* **Exercise task**: Give the listing below again in full, exactly as written.

[Chart and figure data]
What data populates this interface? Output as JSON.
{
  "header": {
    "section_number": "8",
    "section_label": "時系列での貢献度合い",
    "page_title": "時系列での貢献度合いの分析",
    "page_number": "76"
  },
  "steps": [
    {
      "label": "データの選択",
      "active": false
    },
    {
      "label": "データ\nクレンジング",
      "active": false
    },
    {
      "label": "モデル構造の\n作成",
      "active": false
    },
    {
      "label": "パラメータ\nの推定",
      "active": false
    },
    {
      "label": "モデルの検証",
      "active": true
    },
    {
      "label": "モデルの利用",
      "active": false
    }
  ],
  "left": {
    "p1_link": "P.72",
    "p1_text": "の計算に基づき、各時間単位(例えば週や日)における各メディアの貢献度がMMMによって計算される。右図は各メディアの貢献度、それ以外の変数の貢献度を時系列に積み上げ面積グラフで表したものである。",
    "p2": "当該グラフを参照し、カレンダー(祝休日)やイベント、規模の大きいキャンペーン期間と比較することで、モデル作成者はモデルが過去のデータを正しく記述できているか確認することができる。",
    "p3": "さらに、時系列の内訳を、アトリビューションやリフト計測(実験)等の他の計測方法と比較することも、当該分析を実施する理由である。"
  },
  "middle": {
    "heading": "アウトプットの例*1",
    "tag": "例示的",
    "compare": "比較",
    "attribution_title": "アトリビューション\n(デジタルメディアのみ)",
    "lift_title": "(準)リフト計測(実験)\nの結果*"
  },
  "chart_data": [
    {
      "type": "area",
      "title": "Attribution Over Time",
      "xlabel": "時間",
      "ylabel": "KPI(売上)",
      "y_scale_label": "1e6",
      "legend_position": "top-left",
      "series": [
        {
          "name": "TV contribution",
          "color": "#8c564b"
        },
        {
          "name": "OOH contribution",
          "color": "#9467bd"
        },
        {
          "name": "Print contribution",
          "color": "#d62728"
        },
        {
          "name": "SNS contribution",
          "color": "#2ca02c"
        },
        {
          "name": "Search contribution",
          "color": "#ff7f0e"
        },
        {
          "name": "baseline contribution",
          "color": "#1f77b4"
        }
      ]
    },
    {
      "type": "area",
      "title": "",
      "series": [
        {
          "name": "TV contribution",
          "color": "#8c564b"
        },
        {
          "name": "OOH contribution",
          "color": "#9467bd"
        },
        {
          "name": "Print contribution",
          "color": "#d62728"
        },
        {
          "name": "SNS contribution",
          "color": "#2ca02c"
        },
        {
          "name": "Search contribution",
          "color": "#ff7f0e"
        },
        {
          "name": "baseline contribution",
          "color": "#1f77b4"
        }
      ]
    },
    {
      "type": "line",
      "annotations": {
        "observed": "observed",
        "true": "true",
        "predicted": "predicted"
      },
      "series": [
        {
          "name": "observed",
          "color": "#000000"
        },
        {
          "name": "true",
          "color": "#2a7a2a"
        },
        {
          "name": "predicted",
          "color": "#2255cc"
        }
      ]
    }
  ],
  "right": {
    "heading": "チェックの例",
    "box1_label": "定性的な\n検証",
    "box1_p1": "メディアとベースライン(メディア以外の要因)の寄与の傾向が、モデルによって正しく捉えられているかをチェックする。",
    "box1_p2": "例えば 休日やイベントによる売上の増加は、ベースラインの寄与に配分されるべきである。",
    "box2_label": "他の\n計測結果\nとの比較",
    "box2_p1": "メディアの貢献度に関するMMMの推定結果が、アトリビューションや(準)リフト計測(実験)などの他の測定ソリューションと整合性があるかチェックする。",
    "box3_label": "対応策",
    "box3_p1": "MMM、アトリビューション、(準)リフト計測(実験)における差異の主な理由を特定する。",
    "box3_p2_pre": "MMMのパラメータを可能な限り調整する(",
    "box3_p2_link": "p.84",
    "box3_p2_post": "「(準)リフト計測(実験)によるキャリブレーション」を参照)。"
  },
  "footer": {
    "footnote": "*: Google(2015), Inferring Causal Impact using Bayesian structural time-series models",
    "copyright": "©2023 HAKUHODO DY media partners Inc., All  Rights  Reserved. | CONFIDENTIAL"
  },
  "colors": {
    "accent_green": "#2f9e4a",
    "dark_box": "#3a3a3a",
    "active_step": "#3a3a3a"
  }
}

* **Task response**:
What data populates this interface? Output as JSON.
{
  "header": {
    "section_number": "8",
    "section_label": "時系列での貢献度合い",
    "page_title": "時系列での貢献度合いの分析",
    "page_number": "76"
  },
  "steps": [
    {
      "label": "データの選択",
      "active": false
    },
    {
      "label": "データ\nクレンジング",
      "active": false
    },
    {
      "label": "モデル構造の\n作成",
      "active": false
    },
    {
      "label": "パラメータ\nの推定",
      "active": false
    },
    {
      "label": "モデルの検証",
      "active": true
    },
    {
      "label": "モデルの利用",
      "active": false
    }
  ],
  "left": {
    "p1_link": "P.72",
    "p1_text": "の計算に基づき、各時間単位(例えば週や日)における各メディアの貢献度がMMMによって計算される。右図は各メディアの貢献度、それ以外の変数の貢献度を時系列に積み上げ面積グラフで表したものである。",
    "p2": "当該グラフを参照し、カレンダー(祝休日)やイベント、規模の大きいキャンペーン期間と比較することで、モデル作成者はモデルが過去のデータを正しく記述できているか確認することができる。",
    "p3": "さらに、時系列の内訳を、アトリビューションやリフト計測(実験)等の他の計測方法と比較することも、当該分析を実施する理由である。"
  },
  "middle": {
    "heading": "アウトプットの例*1",
    "tag": "例示的",
    "compare": "比較",
    "attribution_title": "アトリビューション\n(デジタルメディアのみ)",
    "lift_title": "(準)リフト計測(実験)\nの結果*"
  },
  "chart_data": [
    {
      "type": "area",
      "title": "Attribution Over Time",
      "xlabel": "時間",
      "ylabel": "KPI(売上)",
      "y_scale_label": "1e6",
      "legend_position": "top-left",
      "series": [
        {
          "name": "TV contribution",
          "color": "#8c564b"
        },
        {
          "name": "OOH contribution",
          "color": "#9467bd"
        },
        {
          "name": "Print contribution",
          "color": "#d62728"
        },
        {
          "name": "SNS contribution",
          "color": "#2ca02c"
        },
        {
          "name": "Search contribution",
          "color": "#ff7f0e"
        },
        {
          "name": "baseline contribution",
          "color": "#1f77b4"
        }
      ]
    },
    {
      "type": "area",
      "title": "",
      "series": [
        {
          "name": "TV contribution",
          "color": "#8c564b"
        },
        {
          "name": "OOH contribution",
          "color": "#9467bd"
        },
        {
          "name": "Print contribution",
          "color": "#d62728"
        },
        {
          "name": "SNS contribution",
          "color": "#2ca02c"
        },
        {
          "name": "Search contribution",
          "color": "#ff7f0e"
        },
        {
          "name": "baseline contribution",
          "color": "#1f77b4"
        }
      ]
    },
    {
      "type": "line",
      "annotations": {
        "observed": "observed",
        "true": "true",
        "predicted": "predicted"
      },
      "series": [
        {
          "name": "observed",
          "color": "#000000"
        },
        {
          "name": "true",
          "color": "#2a7a2a"
        },
        {
          "name": "predicted",
          "color": "#2255cc"
        }
      ]
    }
  ],
  "right": {
    "heading": "チェックの例",
    "box1_label": "定性的な\n検証",
    "box1_p1": "メディアとベースライン(メディア以外の要因)の寄与の傾向が、モデルによって正しく捉えられているかをチェックする。",
    "box1_p2": "例えば 休日やイベントによる売上の増加は、ベースラインの寄与に配分されるべきである。",
    "box2_label": "他の\n計測結果\nとの比較",
    "box2_p1": "メディアの貢献度に関するMMMの推定結果が、アトリビューションや(準)リフト計測(実験)などの他の測定ソリューションと整合性があるかチェックする。",
    "box3_label": "対応策",
    "box3_p1": "MMM、アトリビューション、(準)リフト計測(実験)における差異の主な理由を特定する。",
    "box3_p2_pre": "MMMのパラメータを可能な限り調整する(",
    "box3_p2_link": "p.84",
    "box3_p2_post": "「(準)リフト計測(実験)によるキャリブレーション」を参照)。"
  },
  "footer": {
    "footnote": "*: Google(2015), Inferring Causal Impact using Bayesian structural time-series models",
    "copyright": "©2023 HAKUHODO DY media partners Inc., All  Rights  Reserved. | CONFIDENTIAL"
  },
  "colors": {
    "accent_green": "#2f9e4a",
    "dark_box": "#3a3a3a",
    "active_step": "#3a3a3a"
  }
}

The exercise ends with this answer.